* The exercise *
Take each line containing the word "list" and copy it.

◇ ◇ ◇ ◇ ◇ ◇ ◇

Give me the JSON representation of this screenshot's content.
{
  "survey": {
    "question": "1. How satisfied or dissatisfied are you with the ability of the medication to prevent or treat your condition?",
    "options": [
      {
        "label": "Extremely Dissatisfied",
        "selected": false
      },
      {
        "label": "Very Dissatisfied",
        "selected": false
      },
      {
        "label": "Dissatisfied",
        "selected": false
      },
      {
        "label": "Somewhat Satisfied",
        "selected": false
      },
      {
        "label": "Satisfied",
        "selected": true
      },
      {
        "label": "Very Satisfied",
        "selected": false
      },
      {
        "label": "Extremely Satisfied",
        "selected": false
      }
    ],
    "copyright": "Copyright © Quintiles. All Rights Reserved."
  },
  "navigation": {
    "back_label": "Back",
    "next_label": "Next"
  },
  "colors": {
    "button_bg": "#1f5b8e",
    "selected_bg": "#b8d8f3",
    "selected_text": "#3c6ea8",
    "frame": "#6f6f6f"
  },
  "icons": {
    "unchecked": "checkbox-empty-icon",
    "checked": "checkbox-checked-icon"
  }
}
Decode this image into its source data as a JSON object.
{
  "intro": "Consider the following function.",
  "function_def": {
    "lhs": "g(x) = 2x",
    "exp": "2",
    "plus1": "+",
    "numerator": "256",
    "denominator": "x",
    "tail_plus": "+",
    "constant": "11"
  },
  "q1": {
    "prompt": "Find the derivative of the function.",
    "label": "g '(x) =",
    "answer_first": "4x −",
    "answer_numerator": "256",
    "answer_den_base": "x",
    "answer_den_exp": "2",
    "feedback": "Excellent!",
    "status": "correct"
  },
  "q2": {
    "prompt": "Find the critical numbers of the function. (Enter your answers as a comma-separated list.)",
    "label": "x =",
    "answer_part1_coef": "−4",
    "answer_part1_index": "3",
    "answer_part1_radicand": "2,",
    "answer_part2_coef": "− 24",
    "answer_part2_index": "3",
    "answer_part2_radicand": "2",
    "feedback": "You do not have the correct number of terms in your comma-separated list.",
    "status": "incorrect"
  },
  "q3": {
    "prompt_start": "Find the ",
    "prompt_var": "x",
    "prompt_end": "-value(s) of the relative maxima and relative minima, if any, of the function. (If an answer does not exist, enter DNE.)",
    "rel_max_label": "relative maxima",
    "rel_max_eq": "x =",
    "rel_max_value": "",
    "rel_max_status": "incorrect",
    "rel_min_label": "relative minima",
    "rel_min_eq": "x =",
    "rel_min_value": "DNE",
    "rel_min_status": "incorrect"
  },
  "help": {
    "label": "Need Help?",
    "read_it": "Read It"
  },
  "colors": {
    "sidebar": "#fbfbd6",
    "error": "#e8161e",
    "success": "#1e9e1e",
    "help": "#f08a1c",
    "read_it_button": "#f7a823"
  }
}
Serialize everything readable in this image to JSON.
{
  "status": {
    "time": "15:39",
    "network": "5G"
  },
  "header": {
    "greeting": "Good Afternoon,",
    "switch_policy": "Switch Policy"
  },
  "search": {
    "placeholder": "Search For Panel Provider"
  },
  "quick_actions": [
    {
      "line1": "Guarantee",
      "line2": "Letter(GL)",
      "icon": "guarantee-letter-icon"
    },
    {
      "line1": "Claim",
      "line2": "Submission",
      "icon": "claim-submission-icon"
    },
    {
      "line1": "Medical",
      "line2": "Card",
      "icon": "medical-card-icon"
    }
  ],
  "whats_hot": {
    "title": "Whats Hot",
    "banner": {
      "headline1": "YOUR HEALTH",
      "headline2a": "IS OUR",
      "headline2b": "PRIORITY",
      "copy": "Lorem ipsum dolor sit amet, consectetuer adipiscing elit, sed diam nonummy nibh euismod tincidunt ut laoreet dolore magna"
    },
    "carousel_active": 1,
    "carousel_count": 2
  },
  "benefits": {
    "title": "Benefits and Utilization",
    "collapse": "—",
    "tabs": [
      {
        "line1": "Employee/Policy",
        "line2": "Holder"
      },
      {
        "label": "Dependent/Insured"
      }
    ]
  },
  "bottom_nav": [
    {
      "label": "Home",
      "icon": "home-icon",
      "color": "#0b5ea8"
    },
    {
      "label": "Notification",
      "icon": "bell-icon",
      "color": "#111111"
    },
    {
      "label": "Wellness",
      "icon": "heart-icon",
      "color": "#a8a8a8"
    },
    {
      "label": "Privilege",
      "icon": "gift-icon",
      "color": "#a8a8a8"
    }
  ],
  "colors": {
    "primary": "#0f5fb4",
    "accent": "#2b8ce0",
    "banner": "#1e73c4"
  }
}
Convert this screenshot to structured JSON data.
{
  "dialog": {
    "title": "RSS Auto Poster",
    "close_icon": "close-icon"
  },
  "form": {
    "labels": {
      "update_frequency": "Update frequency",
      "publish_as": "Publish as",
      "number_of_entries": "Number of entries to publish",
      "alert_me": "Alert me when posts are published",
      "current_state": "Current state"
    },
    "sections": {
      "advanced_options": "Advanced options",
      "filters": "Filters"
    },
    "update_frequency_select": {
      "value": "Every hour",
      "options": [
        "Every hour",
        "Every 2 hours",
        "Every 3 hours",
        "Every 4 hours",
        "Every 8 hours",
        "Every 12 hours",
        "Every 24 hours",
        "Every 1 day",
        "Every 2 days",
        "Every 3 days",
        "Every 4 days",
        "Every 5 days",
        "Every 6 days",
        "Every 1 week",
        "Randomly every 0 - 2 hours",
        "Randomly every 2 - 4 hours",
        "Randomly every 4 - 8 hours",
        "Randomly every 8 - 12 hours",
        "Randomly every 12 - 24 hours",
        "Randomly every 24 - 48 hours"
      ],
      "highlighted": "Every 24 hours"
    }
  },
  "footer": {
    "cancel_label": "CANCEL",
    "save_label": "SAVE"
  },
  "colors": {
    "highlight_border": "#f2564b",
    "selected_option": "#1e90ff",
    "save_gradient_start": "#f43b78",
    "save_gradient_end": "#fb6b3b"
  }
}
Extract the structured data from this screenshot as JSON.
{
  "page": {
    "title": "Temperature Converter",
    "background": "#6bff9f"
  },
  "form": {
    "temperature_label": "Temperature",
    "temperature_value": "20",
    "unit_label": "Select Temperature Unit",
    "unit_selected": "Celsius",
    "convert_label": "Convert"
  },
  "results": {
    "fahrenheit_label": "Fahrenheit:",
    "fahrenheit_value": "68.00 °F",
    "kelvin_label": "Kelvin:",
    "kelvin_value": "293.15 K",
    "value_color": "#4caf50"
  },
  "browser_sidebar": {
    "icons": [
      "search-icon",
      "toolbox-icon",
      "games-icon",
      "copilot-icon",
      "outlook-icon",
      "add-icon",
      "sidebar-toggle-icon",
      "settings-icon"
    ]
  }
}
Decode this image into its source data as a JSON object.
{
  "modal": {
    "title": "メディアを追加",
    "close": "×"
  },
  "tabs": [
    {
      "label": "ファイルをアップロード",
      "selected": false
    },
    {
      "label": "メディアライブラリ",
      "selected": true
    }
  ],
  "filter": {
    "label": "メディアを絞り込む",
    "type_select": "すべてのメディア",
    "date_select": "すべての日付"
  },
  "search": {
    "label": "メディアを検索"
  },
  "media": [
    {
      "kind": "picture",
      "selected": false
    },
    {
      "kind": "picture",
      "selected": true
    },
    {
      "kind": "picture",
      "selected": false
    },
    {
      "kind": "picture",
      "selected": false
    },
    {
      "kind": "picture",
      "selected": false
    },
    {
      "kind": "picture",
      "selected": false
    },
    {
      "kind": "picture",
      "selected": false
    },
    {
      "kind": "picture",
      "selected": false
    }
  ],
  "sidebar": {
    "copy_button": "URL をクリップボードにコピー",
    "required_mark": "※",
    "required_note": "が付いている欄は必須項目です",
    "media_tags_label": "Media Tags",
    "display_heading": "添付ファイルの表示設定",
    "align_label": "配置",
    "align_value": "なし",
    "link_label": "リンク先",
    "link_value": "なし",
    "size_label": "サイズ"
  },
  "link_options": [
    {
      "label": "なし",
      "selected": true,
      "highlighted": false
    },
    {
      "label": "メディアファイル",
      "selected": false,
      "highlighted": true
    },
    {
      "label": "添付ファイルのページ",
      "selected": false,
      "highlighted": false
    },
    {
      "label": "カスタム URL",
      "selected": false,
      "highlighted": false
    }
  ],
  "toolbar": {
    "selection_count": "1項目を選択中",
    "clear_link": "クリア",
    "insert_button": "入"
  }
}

◇ ◇ ◇ ◇ ◇ ◇ ◇

* Task solution *
    "prompt": "Find the critical numbers of the function. (Enter your answers as a comma-separated list.)",
    "feedback": "You do not have the correct number of terms in your comma-separated list.",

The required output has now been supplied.